_Work to complete_
Check each line of the listing for the string "encontrar", then state how many lines have it. Only the number is wanted.

┄┄┄┄┄┄┄┄┄┄

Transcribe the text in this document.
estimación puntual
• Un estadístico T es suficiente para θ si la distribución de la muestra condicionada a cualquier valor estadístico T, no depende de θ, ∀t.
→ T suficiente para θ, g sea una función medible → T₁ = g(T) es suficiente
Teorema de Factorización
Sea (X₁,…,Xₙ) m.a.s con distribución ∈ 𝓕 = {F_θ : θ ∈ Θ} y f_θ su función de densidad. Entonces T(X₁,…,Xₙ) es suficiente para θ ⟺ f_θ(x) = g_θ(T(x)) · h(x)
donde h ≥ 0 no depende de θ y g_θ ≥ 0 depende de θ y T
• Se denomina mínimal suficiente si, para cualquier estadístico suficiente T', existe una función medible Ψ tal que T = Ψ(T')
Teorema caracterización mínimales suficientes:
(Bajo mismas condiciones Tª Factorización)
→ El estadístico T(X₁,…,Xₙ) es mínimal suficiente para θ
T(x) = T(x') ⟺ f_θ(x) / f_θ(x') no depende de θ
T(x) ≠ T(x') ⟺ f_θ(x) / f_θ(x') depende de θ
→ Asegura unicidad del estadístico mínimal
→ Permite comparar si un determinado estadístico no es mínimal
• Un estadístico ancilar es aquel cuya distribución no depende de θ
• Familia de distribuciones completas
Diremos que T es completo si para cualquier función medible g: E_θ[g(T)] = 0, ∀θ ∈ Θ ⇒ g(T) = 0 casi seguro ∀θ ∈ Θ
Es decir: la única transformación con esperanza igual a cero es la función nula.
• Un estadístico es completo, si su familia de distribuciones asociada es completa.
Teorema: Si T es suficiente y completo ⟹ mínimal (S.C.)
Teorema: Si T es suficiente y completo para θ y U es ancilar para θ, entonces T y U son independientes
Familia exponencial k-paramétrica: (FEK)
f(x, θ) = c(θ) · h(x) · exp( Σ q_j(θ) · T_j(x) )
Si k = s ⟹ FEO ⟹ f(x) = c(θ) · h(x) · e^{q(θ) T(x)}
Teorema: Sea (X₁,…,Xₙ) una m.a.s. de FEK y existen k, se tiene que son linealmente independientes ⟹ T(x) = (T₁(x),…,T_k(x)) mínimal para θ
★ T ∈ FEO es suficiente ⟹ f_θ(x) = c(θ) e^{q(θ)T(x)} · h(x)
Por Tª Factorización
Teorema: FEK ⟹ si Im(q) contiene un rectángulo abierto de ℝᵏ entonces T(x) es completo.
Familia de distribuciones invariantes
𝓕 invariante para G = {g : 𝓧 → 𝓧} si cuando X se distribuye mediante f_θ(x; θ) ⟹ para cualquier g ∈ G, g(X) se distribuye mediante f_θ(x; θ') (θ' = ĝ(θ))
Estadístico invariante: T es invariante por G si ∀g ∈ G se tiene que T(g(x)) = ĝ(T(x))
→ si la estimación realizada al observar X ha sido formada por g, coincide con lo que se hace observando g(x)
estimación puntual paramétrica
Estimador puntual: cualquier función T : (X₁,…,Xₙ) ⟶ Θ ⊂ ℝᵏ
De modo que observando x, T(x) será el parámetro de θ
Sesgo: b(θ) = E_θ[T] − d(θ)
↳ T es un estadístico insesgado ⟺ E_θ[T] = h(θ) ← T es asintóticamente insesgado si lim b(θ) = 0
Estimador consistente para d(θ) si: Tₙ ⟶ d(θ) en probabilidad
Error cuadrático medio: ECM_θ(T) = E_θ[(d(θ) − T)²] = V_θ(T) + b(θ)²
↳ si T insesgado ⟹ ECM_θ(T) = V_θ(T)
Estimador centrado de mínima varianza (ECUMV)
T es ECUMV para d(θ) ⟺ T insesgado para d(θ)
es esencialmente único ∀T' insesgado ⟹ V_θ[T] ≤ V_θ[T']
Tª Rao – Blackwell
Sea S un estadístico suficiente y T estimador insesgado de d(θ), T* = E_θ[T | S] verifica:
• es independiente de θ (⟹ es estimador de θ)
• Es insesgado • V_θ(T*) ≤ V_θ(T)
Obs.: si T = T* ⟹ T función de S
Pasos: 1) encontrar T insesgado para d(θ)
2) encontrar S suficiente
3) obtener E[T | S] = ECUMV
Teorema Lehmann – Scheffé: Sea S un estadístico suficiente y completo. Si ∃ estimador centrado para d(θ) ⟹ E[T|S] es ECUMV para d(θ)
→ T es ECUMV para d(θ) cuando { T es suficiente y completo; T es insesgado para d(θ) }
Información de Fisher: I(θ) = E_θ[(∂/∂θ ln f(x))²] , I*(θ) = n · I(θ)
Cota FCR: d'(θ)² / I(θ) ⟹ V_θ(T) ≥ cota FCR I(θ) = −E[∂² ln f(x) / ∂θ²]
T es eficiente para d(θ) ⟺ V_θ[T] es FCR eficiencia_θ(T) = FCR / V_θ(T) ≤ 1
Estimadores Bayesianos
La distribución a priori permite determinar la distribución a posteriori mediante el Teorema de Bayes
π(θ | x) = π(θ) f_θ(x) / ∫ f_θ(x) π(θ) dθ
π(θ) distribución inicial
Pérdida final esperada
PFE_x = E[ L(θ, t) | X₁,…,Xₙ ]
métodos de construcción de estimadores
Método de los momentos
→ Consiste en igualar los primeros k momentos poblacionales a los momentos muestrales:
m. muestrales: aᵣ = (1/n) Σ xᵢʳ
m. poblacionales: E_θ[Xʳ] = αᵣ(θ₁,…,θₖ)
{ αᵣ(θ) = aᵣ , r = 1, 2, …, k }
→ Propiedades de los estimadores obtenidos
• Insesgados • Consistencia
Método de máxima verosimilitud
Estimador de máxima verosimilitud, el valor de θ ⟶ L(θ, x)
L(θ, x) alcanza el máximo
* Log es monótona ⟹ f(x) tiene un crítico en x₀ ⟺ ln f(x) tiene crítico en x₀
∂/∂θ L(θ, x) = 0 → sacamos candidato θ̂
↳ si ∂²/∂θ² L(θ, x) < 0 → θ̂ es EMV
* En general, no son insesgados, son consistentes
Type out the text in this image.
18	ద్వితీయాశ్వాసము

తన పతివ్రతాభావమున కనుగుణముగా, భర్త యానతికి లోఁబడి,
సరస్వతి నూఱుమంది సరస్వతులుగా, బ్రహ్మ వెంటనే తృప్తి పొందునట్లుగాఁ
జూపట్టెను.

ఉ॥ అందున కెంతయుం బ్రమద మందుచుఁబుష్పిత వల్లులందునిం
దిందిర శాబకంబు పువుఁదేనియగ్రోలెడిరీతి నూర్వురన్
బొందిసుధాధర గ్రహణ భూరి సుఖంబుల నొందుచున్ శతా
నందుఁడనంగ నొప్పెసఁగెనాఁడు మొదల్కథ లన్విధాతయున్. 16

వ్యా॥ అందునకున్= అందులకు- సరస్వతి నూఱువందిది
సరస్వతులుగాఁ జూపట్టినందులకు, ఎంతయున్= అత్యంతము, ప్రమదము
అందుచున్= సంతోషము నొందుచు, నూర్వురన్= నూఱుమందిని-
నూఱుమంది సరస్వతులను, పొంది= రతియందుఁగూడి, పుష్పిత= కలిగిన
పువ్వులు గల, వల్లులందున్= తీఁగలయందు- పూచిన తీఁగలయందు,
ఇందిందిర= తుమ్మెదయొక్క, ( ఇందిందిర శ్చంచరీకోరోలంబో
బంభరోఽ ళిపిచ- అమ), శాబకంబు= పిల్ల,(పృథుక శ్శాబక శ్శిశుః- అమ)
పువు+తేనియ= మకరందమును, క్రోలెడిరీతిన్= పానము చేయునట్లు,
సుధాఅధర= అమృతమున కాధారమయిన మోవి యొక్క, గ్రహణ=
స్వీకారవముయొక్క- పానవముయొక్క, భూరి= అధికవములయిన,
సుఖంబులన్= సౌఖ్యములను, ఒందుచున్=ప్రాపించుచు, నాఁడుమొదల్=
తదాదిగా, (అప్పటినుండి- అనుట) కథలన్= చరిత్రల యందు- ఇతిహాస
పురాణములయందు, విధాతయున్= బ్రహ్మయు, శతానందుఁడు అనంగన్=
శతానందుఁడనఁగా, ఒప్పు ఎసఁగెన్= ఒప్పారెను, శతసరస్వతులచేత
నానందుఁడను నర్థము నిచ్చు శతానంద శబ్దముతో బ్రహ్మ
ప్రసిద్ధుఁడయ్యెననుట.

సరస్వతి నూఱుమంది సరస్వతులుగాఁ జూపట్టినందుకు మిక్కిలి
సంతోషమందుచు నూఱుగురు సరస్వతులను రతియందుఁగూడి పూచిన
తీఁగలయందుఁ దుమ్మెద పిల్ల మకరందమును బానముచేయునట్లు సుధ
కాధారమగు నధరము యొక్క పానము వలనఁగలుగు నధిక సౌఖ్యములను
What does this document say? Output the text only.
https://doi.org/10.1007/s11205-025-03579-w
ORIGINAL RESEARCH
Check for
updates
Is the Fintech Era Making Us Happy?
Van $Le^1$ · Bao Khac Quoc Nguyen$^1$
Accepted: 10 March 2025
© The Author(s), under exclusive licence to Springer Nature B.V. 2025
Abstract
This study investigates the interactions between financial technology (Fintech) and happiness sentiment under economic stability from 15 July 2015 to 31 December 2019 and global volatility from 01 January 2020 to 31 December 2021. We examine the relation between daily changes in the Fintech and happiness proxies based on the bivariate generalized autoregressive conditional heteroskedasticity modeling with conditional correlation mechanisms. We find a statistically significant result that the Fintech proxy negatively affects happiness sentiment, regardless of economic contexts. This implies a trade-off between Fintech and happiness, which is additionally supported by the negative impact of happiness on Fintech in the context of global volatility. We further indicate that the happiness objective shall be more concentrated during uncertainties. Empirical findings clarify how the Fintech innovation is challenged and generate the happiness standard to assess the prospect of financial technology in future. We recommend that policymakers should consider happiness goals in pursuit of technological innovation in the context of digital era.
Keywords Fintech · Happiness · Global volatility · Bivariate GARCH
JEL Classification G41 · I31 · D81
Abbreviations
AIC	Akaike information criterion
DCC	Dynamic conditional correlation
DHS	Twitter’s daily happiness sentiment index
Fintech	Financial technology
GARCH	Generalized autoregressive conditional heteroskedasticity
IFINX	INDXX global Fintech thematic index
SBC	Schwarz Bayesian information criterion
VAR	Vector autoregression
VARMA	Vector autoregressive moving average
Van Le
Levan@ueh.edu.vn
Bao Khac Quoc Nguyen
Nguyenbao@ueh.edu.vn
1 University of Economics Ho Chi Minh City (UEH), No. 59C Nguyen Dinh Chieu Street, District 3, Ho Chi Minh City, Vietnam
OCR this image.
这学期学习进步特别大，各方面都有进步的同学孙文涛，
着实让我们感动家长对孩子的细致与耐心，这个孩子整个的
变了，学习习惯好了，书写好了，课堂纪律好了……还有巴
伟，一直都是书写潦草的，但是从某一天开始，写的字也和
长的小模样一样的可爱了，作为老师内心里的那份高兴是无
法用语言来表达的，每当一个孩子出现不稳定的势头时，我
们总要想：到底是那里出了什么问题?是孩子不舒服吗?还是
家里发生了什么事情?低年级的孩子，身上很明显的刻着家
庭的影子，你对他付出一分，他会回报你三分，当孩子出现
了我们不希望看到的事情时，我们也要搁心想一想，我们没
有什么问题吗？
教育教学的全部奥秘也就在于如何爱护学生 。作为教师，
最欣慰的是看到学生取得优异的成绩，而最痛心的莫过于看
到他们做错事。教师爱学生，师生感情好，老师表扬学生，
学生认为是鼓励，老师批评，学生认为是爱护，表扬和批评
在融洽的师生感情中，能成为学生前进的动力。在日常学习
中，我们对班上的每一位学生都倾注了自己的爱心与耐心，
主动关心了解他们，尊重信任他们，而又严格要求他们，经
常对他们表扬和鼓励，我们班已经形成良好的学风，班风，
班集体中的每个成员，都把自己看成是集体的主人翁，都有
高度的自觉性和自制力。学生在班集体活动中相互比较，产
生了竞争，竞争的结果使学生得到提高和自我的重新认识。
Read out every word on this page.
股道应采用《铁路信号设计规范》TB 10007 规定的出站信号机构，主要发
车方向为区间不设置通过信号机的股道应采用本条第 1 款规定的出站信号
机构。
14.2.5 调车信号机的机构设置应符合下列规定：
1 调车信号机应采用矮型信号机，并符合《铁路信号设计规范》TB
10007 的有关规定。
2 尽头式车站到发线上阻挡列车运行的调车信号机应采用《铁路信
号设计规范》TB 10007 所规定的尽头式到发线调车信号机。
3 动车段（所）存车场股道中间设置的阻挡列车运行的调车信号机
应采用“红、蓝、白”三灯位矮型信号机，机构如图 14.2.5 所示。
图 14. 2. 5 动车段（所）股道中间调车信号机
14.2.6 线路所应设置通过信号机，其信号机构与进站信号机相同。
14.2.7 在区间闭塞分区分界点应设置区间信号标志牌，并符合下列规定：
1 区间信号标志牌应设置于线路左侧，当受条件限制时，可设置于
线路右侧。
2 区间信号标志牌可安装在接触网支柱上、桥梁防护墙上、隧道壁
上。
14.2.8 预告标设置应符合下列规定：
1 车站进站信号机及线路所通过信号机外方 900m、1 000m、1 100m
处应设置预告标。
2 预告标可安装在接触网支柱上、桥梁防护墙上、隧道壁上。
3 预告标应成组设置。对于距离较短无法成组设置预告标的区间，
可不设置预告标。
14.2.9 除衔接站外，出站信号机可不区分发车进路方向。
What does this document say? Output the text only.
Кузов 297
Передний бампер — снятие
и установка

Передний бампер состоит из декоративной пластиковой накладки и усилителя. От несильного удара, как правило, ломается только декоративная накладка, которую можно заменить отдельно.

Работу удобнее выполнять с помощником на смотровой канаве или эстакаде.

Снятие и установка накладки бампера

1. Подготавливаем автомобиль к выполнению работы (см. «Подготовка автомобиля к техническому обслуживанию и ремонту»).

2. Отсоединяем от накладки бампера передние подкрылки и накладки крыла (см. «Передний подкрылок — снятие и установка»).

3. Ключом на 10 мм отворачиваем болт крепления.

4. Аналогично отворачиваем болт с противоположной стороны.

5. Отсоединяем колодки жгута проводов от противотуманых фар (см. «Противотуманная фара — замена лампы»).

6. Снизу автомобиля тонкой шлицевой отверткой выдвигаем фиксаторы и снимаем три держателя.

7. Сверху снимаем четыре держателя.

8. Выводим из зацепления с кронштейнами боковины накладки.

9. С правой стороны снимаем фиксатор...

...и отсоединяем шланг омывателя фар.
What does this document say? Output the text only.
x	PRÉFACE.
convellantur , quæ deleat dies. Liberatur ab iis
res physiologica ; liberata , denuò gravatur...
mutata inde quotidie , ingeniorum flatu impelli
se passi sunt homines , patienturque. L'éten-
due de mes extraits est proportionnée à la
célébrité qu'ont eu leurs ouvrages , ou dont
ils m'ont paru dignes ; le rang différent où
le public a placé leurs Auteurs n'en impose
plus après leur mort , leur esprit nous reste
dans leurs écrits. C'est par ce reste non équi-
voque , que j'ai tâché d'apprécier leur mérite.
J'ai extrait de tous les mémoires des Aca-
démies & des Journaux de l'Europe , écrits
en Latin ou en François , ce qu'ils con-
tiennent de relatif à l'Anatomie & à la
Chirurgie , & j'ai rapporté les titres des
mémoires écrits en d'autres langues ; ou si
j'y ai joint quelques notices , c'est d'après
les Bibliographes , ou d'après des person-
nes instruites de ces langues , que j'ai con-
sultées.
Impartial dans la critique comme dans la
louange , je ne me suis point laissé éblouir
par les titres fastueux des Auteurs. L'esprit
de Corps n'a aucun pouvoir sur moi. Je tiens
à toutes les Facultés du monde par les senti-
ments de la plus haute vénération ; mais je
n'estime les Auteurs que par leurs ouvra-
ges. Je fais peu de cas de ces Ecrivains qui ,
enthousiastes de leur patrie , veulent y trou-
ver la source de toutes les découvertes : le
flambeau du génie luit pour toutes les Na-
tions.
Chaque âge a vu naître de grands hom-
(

┄┄┄┄┄┄┄┄┄┄

_Exercise solution_
2